# What to work on
All of the records below should be output exactly.

# Provided entries
□ □ □ □

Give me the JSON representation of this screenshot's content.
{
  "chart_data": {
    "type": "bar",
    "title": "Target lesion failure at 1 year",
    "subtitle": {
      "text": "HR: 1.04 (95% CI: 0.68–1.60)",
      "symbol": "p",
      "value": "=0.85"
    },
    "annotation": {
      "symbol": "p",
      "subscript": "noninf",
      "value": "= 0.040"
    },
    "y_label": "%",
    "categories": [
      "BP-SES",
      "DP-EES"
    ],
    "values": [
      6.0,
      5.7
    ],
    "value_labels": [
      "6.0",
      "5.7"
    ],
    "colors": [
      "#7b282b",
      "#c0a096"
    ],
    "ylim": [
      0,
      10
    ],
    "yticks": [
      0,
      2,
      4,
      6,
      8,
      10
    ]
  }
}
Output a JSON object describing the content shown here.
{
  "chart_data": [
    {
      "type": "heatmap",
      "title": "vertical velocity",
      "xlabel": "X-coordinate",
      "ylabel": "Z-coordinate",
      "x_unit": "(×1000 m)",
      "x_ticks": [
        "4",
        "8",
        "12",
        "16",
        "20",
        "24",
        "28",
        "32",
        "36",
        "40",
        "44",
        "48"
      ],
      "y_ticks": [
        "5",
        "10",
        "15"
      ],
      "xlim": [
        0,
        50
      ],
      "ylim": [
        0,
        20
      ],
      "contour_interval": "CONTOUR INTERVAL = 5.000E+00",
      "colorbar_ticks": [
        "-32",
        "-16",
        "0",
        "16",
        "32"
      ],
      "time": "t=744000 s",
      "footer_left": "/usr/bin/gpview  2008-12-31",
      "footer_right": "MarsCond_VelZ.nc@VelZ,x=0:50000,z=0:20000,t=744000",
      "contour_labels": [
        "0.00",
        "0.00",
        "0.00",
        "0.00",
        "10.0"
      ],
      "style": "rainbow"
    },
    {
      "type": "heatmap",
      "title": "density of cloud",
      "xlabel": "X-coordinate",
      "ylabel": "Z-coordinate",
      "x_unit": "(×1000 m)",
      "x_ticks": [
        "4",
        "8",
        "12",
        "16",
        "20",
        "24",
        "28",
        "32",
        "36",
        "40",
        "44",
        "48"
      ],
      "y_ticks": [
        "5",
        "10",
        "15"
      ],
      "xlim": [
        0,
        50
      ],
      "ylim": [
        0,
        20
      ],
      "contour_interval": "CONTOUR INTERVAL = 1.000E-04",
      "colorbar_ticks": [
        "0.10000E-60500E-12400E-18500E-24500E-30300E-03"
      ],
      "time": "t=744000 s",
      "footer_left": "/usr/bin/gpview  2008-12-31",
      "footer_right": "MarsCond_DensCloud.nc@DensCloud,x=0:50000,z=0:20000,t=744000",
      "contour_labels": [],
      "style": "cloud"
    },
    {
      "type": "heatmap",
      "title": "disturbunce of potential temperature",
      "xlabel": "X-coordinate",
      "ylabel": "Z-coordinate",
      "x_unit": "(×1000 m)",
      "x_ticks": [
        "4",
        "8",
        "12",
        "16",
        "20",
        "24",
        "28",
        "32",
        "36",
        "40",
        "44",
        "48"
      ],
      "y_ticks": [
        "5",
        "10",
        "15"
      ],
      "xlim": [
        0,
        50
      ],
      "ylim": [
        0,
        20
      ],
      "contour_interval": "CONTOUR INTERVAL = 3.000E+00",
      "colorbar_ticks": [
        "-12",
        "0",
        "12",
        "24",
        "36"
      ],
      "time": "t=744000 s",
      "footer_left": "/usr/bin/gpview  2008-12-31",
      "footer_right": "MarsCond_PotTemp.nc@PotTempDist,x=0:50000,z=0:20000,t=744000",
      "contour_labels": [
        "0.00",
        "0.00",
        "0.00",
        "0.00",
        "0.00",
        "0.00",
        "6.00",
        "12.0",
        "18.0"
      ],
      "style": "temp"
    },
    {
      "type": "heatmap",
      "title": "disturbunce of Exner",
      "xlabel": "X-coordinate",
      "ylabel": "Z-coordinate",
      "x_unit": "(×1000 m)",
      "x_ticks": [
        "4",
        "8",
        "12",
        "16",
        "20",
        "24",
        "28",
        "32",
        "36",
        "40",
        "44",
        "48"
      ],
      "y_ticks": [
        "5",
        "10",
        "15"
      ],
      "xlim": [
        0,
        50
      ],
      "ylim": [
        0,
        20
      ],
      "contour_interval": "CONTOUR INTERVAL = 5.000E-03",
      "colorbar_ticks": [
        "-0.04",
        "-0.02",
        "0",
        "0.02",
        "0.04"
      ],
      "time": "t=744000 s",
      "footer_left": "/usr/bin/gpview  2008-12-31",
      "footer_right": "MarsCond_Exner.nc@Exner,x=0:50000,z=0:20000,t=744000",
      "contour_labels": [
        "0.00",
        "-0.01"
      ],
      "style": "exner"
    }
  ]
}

□ □ □ □

# Reply to the exercise
Give me the JSON representation of this screenshot's content.
{
  "chart_data": {
    "type": "bar",
    "title": "Target lesion failure at 1 year",
    "subtitle": {
      "text": "HR: 1.04 (95% CI: 0.68–1.60)",
      "symbol": "p",
      "value": "=0.85"
    },
    "annotation": {
      "symbol": "p",
      "subscript": "noninf",
      "value": "= 0.040"
    },
    "y_label": "%",
    "categories": [
      "BP-SES",
      "DP-EES"
    ],
    "values": [
      6.0,
      5.7
    ],
    "value_labels": [
      "6.0",
      "5.7"
    ],
    "colors": [
      "#7b282b",
      "#c0a096"
    ],
    "ylim": [
      0,
      10
    ],
    "yticks": [
      0,
      2,
      4,
      6,
      8,
      10
    ]
  }
}
Output a JSON object describing the content shown here.
{
  "chart_data": [
    {
      "type": "heatmap",
      "title": "vertical velocity",
      "xlabel": "X-coordinate",
      "ylabel": "Z-coordinate",
      "x_unit": "(×1000 m)",
      "x_ticks": [
        "4",
        "8",
        "12",
        "16",
        "20",
        "24",
        "28",
        "32",
        "36",
        "40",
        "44",
        "48"
      ],
      "y_ticks": [
        "5",
        "10",
        "15"
      ],
      "xlim": [
        0,
        50
      ],
      "ylim": [
        0,
        20
      ],
      "contour_interval": "CONTOUR INTERVAL = 5.000E+00",
      "colorbar_ticks": [
        "-32",
        "-16",
        "0",
        "16",
        "32"
      ],
      "time": "t=744000 s",
      "footer_left": "/usr/bin/gpview  2008-12-31",
      "footer_right": "MarsCond_VelZ.nc@VelZ,x=0:50000,z=0:20000,t=744000",
      "contour_labels": [
        "0.00",
        "0.00",
        "0.00",
        "0.00",
        "10.0"
      ],
      "style": "rainbow"
    },
    {
      "type": "heatmap",
      "title": "density of cloud",
      "xlabel": "X-coordinate",
      "ylabel": "Z-coordinate",
      "x_unit": "(×1000 m)",
      "x_ticks": [
        "4",
        "8",
        "12",
        "16",
        "20",
        "24",
        "28",
        "32",
        "36",
        "40",
        "44",
        "48"
      ],
      "y_ticks": [
        "5",
        "10",
        "15"
      ],
      "xlim": [
        0,
        50
      ],
      "ylim": [
        0,
        20
      ],
      "contour_interval": "CONTOUR INTERVAL = 1.000E-04",
      "colorbar_ticks": [
        "0.10000E-60500E-12400E-18500E-24500E-30300E-03"
      ],
      "time": "t=744000 s",
      "footer_left": "/usr/bin/gpview  2008-12-31",
      "footer_right": "MarsCond_DensCloud.nc@DensCloud,x=0:50000,z=0:20000,t=744000",
      "contour_labels": [],
      "style": "cloud"
    },
    {
      "type": "heatmap",
      "title": "disturbunce of potential temperature",
      "xlabel": "X-coordinate",
      "ylabel": "Z-coordinate",
      "x_unit": "(×1000 m)",
      "x_ticks": [
        "4",
        "8",
        "12",
        "16",
        "20",
        "24",
        "28",
        "32",
        "36",
        "40",
        "44",
        "48"
      ],
      "y_ticks": [
        "5",
        "10",
        "15"
      ],
      "xlim": [
        0,
        50
      ],
      "ylim": [
        0,
        20
      ],
      "contour_interval": "CONTOUR INTERVAL = 3.000E+00",
      "colorbar_ticks": [
        "-12",
        "0",
        "12",
        "24",
        "36"
      ],
      "time": "t=744000 s",
      "footer_left": "/usr/bin/gpview  2008-12-31",
      "footer_right": "MarsCond_PotTemp.nc@PotTempDist,x=0:50000,z=0:20000,t=744000",
      "contour_labels": [
        "0.00",
        "0.00",
        "0.00",
        "0.00",
        "0.00",
        "0.00",
        "6.00",
        "12.0",
        "18.0"
      ],
      "style": "temp"
    },
    {
      "type": "heatmap",
      "title": "disturbunce of Exner",
      "xlabel": "X-coordinate",
      "ylabel": "Z-coordinate",
      "x_unit": "(×1000 m)",
      "x_ticks": [
        "4",
        "8",
        "12",
        "16",
        "20",
        "24",
        "28",
        "32",
        "36",
        "40",
        "44",
        "48"
      ],
      "y_ticks": [
        "5",
        "10",
        "15"
      ],
      "xlim": [
        0,
        50
      ],
      "ylim": [
        0,
        20
      ],
      "contour_interval": "CONTOUR INTERVAL = 5.000E-03",
      "colorbar_ticks": [
        "-0.04",
        "-0.02",
        "0",
        "0.02",
        "0.04"
      ],
      "time": "t=744000 s",
      "footer_left": "/usr/bin/gpview  2008-12-31",
      "footer_right": "MarsCond_Exner.nc@Exner,x=0:50000,z=0:20000,t=744000",
      "contour_labels": [
        "0.00",
        "-0.01"
      ],
      "style": "exner"
    }
  ]
}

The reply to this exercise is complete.